▶ _REQUIREMENT_: Can you transcribe every record below exactly as it appears?

▶ _ENTRIES SHOWN_:
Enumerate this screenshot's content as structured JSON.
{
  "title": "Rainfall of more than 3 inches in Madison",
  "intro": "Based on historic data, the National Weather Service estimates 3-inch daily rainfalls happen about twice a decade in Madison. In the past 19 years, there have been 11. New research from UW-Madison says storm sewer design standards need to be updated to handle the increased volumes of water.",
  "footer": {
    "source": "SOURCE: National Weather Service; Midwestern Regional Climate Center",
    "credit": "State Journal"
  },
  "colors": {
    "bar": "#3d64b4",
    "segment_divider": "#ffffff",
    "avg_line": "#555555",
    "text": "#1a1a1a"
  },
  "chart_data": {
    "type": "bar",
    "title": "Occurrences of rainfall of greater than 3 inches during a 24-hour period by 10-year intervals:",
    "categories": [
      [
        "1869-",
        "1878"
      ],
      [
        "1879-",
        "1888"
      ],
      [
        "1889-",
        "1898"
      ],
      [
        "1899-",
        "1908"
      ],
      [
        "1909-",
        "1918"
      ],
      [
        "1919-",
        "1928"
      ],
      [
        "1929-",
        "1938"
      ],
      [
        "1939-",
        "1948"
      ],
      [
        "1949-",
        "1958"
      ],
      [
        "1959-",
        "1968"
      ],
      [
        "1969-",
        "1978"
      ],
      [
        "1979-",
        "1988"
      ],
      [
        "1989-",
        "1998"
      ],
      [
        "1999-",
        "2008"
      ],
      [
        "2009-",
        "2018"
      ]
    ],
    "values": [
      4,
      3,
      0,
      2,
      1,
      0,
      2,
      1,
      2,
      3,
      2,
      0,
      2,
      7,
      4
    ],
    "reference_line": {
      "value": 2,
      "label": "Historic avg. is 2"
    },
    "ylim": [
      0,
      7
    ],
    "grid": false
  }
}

▶ _PROBLEM SOLUTION_:
Enumerate this screenshot's content as structured JSON.
{
  "title": "Rainfall of more than 3 inches in Madison",
  "intro": "Based on historic data, the National Weather Service estimates 3-inch daily rainfalls happen about twice a decade in Madison. In the past 19 years, there have been 11. New research from UW-Madison says storm sewer design standards need to be updated to handle the increased volumes of water.",
  "footer": {
    "source": "SOURCE: National Weather Service; Midwestern Regional Climate Center",
    "credit": "State Journal"
  },
  "colors": {
    "bar": "#3d64b4",
    "segment_divider": "#ffffff",
    "avg_line": "#555555",
    "text": "#1a1a1a"
  },
  "chart_data": {
    "type": "bar",
    "title": "Occurrences of rainfall of greater than 3 inches during a 24-hour period by 10-year intervals:",
    "categories": [
      [
        "1869-",
        "1878"
      ],
      [
        "1879-",
        "1888"
      ],
      [
        "1889-",
        "1898"
      ],
      [
        "1899-",
        "1908"
      ],
      [
        "1909-",
        "1918"
      ],
      [
        "1919-",
        "1928"
      ],
      [
        "1929-",
        "1938"
      ],
      [
        "1939-",
        "1948"
      ],
      [
        "1949-",
        "1958"
      ],
      [
        "1959-",
        "1968"
      ],
      [
        "1969-",
        "1978"
      ],
      [
        "1979-",
        "1988"
      ],
      [
        "1989-",
        "1998"
      ],
      [
        "1999-",
        "2008"
      ],
      [
        "2009-",
        "2018"
      ]
    ],
    "values": [
      4,
      3,
      0,
      2,
      1,
      0,
      2,
      1,
      2,
      3,
      2,
      0,
      2,
      7,
      4
    ],
    "reference_line": {
      "value": 2,
      "label": "Historic avg. is 2"
    },
    "ylim": [
      0,
      7
    ],
    "grid": false
  }
}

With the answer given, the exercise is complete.